+++ Records for processing

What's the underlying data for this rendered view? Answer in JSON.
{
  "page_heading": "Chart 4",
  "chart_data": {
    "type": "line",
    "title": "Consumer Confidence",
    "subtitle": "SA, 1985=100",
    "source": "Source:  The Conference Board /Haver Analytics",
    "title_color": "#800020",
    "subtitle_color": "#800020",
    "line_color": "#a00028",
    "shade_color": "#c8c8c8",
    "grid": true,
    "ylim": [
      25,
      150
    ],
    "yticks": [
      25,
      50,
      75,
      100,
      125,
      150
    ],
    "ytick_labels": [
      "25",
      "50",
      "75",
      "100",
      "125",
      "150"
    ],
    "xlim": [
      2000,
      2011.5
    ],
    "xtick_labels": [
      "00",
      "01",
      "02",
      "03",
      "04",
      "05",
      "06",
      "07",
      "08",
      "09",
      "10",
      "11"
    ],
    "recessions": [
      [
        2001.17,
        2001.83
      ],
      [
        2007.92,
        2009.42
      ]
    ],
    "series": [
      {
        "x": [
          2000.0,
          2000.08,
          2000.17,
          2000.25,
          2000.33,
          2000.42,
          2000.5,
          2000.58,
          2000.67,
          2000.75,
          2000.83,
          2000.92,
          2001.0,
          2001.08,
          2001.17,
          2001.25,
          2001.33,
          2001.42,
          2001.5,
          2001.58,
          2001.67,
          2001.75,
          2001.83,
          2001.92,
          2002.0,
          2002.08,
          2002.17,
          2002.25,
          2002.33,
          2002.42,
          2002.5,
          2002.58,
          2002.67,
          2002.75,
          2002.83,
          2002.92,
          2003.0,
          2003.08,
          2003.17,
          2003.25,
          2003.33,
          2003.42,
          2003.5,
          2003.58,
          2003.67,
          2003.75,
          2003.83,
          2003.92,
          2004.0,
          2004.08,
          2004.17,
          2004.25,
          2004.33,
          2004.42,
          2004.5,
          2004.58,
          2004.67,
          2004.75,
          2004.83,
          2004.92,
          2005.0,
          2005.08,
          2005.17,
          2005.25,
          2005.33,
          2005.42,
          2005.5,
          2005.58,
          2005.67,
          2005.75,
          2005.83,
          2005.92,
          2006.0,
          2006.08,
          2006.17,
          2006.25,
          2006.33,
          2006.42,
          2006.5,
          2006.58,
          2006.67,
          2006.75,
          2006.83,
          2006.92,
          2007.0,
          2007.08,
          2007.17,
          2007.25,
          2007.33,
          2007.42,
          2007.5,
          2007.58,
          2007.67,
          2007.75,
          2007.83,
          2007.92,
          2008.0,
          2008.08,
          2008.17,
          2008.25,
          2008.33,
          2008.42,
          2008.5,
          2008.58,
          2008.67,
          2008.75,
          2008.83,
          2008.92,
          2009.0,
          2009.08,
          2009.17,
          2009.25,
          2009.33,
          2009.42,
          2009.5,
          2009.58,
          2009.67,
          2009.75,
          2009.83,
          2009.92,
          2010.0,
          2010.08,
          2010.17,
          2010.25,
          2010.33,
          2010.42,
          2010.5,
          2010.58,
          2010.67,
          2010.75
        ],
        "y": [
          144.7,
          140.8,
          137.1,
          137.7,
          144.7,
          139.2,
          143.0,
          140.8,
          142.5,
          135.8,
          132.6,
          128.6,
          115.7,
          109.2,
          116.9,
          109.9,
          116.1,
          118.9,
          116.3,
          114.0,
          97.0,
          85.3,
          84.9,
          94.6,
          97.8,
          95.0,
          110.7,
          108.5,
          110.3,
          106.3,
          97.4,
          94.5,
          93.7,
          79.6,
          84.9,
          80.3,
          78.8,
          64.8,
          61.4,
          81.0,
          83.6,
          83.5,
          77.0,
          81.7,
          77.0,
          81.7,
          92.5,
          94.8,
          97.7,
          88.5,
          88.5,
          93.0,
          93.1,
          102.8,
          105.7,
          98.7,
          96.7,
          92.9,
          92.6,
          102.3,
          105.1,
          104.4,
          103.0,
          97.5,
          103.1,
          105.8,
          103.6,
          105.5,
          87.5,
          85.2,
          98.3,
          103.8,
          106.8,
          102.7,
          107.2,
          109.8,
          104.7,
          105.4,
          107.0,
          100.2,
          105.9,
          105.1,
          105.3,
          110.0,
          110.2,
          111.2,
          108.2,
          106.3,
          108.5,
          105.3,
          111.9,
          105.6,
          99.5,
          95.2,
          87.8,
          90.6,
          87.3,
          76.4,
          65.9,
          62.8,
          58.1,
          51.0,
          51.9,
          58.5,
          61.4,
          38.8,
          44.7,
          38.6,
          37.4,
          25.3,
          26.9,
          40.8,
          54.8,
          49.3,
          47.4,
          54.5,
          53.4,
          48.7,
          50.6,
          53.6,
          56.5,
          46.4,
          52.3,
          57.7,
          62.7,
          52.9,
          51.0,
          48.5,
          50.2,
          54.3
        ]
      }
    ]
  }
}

++++++

Using the listing above, please repeat every entry exactly.

What's the underlying data for this rendered view? Answer in JSON.
{
  "page_heading": "Chart 4",
  "chart_data": {
    "type": "line",
    "title": "Consumer Confidence",
    "subtitle": "SA, 1985=100",
    "source": "Source:  The Conference Board /Haver Analytics",
    "title_color": "#800020",
    "subtitle_color": "#800020",
    "line_color": "#a00028",
    "shade_color": "#c8c8c8",
    "grid": true,
    "ylim": [
      25,
      150
    ],
    "yticks": [
      25,
      50,
      75,
      100,
      125,
      150
    ],
    "ytick_labels": [
      "25",
      "50",
      "75",
      "100",
      "125",
      "150"
    ],
    "xlim": [
      2000,
      2011.5
    ],
    "xtick_labels": [
      "00",
      "01",
      "02",
      "03",
      "04",
      "05",
      "06",
      "07",
      "08",
      "09",
      "10",
      "11"
    ],
    "recessions": [
      [
        2001.17,
        2001.83
      ],
      [
        2007.92,
        2009.42
      ]
    ],
    "series": [
      {
        "x": [
          2000.0,
          2000.08,
          2000.17,
          2000.25,
          2000.33,
          2000.42,
          2000.5,
          2000.58,
          2000.67,
          2000.75,
          2000.83,
          2000.92,
          2001.0,
          2001.08,
          2001.17,
          2001.25,
          2001.33,
          2001.42,
          2001.5,
          2001.58,
          2001.67,
          2001.75,
          2001.83,
          2001.92,
          2002.0,
          2002.08,
          2002.17,
          2002.25,
          2002.33,
          2002.42,
          2002.5,
          2002.58,
          2002.67,
          2002.75,
          2002.83,
          2002.92,
          2003.0,
          2003.08,
          2003.17,
          2003.25,
          2003.33,
          2003.42,
          2003.5,
          2003.58,
          2003.67,
          2003.75,
          2003.83,
          2003.92,
          2004.0,
          2004.08,
          2004.17,
          2004.25,
          2004.33,
          2004.42,
          2004.5,
          2004.58,
          2004.67,
          2004.75,
          2004.83,
          2004.92,
          2005.0,
          2005.08,
          2005.17,
          2005.25,
          2005.33,
          2005.42,
          2005.5,
          2005.58,
          2005.67,
          2005.75,
          2005.83,
          2005.92,
          2006.0,
          2006.08,
          2006.17,
          2006.25,
          2006.33,
          2006.42,
          2006.5,
          2006.58,
          2006.67,
          2006.75,
          2006.83,
          2006.92,
          2007.0,
          2007.08,
          2007.17,
          2007.25,
          2007.33,
          2007.42,
          2007.5,
          2007.58,
          2007.67,
          2007.75,
          2007.83,
          2007.92,
          2008.0,
          2008.08,
          2008.17,
          2008.25,
          2008.33,
          2008.42,
          2008.5,
          2008.58,
          2008.67,
          2008.75,
          2008.83,
          2008.92,
          2009.0,
          2009.08,
          2009.17,
          2009.25,
          2009.33,
          2009.42,
          2009.5,
          2009.58,
          2009.67,
          2009.75,
          2009.83,
          2009.92,
          2010.0,
          2010.08,
          2010.17,
          2010.25,
          2010.33,
          2010.42,
          2010.5,
          2010.58,
          2010.67,
          2010.75
        ],
        "y": [
          144.7,
          140.8,
          137.1,
          137.7,
          144.7,
          139.2,
          143.0,
          140.8,
          142.5,
          135.8,
          132.6,
          128.6,
          115.7,
          109.2,
          116.9,
          109.9,
          116.1,
          118.9,
          116.3,
          114.0,
          97.0,
          85.3,
          84.9,
          94.6,
          97.8,
          95.0,
          110.7,
          108.5,
          110.3,
          106.3,
          97.4,
          94.5,
          93.7,
          79.6,
          84.9,
          80.3,
          78.8,
          64.8,
          61.4,
          81.0,
          83.6,
          83.5,
          77.0,
          81.7,
          77.0,
          81.7,
          92.5,
          94.8,
          97.7,
          88.5,
          88.5,
          93.0,
          93.1,
          102.8,
          105.7,
          98.7,
          96.7,
          92.9,
          92.6,
          102.3,
          105.1,
          104.4,
          103.0,
          97.5,
          103.1,
          105.8,
          103.6,
          105.5,
          87.5,
          85.2,
          98.3,
          103.8,
          106.8,
          102.7,
          107.2,
          109.8,
          104.7,
          105.4,
          107.0,
          100.2,
          105.9,
          105.1,
          105.3,
          110.0,
          110.2,
          111.2,
          108.2,
          106.3,
          108.5,
          105.3,
          111.9,
          105.6,
          99.5,
          95.2,
          87.8,
          90.6,
          87.3,
          76.4,
          65.9,
          62.8,
          58.1,
          51.0,
          51.9,
          58.5,
          61.4,
          38.8,
          44.7,
          38.6,
          37.4,
          25.3,
          26.9,
          40.8,
          54.8,
          49.3,
          47.4,
          54.5,
          53.4,
          48.7,
          50.6,
          53.6,
          56.5,
          46.4,
          52.3,
          57.7,
          62.7,
          52.9,
          51.0,
          48.5,
          50.2,
          54.3
        ]
      }
    ]
  }
}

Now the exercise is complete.